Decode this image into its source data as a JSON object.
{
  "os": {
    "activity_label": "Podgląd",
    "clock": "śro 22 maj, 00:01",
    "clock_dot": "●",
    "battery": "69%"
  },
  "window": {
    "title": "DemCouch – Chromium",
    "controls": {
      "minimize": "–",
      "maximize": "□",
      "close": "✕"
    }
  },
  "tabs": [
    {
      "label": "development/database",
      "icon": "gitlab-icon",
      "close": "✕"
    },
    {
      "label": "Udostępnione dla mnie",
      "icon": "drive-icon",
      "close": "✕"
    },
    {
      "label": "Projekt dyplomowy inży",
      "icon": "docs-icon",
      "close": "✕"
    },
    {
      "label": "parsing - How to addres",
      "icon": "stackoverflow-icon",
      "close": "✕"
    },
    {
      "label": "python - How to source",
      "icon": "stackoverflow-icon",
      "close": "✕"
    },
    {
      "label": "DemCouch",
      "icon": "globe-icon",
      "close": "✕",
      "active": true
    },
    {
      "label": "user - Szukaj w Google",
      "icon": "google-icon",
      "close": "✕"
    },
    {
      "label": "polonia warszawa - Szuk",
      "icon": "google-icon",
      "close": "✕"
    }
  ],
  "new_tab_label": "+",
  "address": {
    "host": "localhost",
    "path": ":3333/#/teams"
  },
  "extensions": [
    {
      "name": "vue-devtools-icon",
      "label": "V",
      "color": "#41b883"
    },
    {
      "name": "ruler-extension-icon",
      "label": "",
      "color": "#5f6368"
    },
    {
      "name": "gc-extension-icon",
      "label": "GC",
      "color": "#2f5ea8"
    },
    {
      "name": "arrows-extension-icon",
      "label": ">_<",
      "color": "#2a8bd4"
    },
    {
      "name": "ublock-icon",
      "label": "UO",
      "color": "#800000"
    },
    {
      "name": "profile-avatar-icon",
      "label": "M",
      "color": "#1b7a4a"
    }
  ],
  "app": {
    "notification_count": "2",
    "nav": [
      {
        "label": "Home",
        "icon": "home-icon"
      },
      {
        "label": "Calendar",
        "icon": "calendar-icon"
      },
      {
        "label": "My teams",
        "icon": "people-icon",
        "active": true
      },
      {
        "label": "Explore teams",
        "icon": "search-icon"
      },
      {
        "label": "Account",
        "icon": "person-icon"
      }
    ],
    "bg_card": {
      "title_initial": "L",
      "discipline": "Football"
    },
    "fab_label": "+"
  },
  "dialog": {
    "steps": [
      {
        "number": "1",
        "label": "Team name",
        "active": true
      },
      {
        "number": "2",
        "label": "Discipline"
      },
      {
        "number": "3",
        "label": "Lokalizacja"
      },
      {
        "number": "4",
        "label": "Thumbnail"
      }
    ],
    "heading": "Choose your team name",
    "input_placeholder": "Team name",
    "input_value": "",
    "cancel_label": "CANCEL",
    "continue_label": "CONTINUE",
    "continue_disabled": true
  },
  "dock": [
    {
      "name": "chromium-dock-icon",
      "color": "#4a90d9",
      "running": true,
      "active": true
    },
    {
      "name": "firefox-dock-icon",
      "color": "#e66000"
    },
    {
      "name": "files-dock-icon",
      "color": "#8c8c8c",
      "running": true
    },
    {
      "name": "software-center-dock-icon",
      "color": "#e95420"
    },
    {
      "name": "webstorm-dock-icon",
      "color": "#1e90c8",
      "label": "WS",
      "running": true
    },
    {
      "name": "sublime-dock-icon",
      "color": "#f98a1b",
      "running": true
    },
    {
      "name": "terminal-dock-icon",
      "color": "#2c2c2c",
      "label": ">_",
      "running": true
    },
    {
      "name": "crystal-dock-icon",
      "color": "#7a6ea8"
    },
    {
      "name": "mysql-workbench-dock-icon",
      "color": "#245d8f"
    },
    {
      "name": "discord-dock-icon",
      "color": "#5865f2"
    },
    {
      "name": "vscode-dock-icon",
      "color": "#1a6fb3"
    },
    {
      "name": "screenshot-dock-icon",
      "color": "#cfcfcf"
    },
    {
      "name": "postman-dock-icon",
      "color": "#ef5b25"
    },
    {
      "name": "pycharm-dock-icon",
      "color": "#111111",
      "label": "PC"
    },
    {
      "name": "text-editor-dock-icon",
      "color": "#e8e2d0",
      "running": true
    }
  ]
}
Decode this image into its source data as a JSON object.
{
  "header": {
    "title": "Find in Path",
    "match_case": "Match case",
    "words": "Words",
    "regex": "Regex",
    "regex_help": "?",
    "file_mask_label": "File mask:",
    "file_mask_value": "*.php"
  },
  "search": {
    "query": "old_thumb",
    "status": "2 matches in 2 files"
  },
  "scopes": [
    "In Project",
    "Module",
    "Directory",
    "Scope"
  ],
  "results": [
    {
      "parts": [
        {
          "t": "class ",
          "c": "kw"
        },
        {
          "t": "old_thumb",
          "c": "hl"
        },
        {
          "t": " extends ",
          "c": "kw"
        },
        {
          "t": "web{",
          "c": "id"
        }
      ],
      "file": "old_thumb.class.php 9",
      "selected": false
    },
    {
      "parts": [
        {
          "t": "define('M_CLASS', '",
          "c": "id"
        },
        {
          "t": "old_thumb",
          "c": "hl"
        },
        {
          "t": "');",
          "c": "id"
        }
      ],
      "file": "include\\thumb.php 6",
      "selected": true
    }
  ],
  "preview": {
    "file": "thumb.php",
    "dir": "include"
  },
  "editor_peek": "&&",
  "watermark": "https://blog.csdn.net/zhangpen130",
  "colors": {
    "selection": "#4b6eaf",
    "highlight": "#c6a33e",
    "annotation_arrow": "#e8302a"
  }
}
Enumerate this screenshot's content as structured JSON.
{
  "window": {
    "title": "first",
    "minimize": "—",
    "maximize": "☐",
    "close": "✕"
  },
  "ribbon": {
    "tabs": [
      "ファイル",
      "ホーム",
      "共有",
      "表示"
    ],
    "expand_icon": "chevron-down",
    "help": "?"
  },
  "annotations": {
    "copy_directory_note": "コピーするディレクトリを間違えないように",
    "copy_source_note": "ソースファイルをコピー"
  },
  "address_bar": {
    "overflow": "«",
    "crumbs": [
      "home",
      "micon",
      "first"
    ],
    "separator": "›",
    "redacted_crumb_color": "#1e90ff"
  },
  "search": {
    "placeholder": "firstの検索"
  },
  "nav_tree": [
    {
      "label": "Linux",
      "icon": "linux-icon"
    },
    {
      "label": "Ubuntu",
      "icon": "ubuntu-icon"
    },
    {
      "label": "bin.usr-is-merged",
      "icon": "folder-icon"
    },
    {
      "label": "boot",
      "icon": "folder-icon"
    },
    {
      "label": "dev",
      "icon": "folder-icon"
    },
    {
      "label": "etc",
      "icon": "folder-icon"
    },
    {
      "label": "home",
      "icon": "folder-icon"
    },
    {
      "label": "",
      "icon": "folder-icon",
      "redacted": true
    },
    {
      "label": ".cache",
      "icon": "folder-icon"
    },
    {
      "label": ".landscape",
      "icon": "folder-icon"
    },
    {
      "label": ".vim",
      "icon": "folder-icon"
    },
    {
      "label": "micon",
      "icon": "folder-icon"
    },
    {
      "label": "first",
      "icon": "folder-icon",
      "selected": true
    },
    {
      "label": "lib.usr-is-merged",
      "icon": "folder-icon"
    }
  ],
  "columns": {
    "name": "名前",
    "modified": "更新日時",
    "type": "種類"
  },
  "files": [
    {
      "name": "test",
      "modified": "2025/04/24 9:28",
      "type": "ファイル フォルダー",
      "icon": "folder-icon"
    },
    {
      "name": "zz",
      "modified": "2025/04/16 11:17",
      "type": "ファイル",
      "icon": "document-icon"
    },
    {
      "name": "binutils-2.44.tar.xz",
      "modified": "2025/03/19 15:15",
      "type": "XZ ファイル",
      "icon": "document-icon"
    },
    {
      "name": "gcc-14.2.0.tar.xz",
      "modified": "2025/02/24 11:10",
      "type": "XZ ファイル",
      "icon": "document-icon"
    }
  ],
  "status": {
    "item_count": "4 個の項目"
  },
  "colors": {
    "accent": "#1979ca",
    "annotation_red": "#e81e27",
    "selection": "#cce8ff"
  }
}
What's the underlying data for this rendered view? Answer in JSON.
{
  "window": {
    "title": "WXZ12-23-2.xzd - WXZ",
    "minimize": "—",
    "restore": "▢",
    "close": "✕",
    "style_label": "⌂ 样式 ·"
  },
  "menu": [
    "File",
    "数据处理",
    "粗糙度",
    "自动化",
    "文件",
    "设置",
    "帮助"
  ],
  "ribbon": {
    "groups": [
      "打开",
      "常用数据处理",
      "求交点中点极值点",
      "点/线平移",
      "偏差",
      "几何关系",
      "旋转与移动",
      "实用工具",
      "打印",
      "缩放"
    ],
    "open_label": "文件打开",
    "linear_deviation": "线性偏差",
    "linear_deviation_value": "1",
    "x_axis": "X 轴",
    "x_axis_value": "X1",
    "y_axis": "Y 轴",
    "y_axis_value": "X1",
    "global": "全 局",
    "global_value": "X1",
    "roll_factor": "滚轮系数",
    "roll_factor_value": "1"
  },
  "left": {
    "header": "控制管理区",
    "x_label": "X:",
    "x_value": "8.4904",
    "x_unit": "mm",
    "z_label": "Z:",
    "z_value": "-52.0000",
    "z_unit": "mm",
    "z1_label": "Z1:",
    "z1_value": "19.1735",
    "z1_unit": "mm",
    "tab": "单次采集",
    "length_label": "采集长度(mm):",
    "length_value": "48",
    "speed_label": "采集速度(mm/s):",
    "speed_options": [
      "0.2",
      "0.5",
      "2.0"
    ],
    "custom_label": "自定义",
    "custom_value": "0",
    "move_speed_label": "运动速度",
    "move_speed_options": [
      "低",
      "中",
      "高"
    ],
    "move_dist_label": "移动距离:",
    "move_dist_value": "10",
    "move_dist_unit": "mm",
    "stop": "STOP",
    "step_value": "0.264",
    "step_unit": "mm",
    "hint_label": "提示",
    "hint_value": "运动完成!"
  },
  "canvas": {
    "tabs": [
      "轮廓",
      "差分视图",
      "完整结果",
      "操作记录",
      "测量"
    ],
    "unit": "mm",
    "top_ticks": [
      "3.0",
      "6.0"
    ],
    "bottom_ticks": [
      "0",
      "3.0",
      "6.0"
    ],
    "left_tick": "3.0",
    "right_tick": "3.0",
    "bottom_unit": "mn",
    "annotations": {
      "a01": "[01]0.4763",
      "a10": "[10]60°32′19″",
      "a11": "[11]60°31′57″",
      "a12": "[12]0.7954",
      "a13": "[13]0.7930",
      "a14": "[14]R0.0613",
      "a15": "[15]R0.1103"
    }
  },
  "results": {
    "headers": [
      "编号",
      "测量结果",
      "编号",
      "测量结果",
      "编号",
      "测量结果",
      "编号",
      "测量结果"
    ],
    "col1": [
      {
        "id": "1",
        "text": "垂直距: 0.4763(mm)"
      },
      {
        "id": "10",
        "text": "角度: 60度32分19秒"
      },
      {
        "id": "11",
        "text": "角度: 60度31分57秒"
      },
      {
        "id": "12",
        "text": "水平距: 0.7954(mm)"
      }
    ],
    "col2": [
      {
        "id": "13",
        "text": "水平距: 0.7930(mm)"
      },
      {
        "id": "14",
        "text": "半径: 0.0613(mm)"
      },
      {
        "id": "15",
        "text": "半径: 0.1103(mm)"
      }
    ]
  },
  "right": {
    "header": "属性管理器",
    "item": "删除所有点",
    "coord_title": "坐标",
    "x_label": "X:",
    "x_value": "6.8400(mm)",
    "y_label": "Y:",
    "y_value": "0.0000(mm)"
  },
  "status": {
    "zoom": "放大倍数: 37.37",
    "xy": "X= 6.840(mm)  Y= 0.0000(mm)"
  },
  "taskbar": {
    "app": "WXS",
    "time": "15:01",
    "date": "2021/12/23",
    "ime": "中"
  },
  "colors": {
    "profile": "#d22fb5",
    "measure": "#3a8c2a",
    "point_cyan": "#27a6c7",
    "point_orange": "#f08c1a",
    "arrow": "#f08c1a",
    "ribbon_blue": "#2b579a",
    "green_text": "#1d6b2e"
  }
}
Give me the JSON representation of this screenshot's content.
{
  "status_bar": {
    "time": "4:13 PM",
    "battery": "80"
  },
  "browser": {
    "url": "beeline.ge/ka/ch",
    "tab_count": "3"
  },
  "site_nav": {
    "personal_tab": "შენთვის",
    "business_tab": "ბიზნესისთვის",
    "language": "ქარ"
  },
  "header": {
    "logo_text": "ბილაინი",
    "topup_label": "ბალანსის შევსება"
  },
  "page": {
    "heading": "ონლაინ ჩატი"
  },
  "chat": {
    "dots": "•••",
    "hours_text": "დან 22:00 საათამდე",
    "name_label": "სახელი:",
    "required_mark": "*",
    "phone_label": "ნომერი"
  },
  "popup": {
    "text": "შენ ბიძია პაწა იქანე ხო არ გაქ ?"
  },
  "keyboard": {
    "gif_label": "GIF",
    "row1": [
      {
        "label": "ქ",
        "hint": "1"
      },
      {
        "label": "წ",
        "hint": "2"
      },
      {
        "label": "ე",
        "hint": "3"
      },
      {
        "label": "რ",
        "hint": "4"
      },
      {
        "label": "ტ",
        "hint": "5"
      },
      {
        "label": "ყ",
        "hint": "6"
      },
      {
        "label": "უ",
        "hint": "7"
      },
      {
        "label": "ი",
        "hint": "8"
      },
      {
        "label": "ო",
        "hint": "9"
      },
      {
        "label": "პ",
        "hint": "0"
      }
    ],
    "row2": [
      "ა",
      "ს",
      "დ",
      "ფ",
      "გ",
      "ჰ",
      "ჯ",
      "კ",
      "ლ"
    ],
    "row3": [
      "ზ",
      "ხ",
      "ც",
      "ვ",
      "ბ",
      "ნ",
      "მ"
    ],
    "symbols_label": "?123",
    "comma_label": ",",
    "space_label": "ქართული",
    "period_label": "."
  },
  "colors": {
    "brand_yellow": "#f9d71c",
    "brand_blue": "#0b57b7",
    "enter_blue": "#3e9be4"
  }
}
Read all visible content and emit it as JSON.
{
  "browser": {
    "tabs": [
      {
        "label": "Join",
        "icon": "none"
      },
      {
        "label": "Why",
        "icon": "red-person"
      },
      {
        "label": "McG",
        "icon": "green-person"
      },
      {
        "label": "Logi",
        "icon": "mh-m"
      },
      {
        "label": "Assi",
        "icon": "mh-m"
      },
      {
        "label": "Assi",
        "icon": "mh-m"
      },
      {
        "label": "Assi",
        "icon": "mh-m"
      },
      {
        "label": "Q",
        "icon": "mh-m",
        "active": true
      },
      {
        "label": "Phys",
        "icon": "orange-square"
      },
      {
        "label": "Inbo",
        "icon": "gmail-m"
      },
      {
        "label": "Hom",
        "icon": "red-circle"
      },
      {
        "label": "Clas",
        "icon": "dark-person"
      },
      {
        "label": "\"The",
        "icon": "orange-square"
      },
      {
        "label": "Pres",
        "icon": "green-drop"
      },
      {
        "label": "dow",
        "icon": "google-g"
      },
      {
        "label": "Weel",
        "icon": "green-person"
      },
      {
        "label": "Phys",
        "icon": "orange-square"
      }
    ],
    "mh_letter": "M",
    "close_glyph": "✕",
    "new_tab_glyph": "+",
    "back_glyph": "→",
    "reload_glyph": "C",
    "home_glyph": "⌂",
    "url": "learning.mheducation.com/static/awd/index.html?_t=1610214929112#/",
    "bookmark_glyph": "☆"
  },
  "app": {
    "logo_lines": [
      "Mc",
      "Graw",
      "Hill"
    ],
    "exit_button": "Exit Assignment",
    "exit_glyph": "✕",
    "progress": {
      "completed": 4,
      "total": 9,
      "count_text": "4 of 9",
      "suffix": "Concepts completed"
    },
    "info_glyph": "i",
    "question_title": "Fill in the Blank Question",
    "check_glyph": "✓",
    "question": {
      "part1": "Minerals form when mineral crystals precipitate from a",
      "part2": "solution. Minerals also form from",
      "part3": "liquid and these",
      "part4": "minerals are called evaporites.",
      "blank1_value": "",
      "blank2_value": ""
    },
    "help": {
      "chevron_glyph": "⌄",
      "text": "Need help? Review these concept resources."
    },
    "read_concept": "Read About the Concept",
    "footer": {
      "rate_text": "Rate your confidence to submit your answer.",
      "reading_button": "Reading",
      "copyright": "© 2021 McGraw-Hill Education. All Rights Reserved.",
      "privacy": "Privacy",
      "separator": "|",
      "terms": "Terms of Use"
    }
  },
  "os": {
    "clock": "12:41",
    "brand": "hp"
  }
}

━━━━━━━━━━

_What the task asks_:
Pick out all the lines with the word "heading" in them and copy them.

_Problem solution_:
    "heading": "Choose your team name",
    "heading": "ონლაინ ჩატი"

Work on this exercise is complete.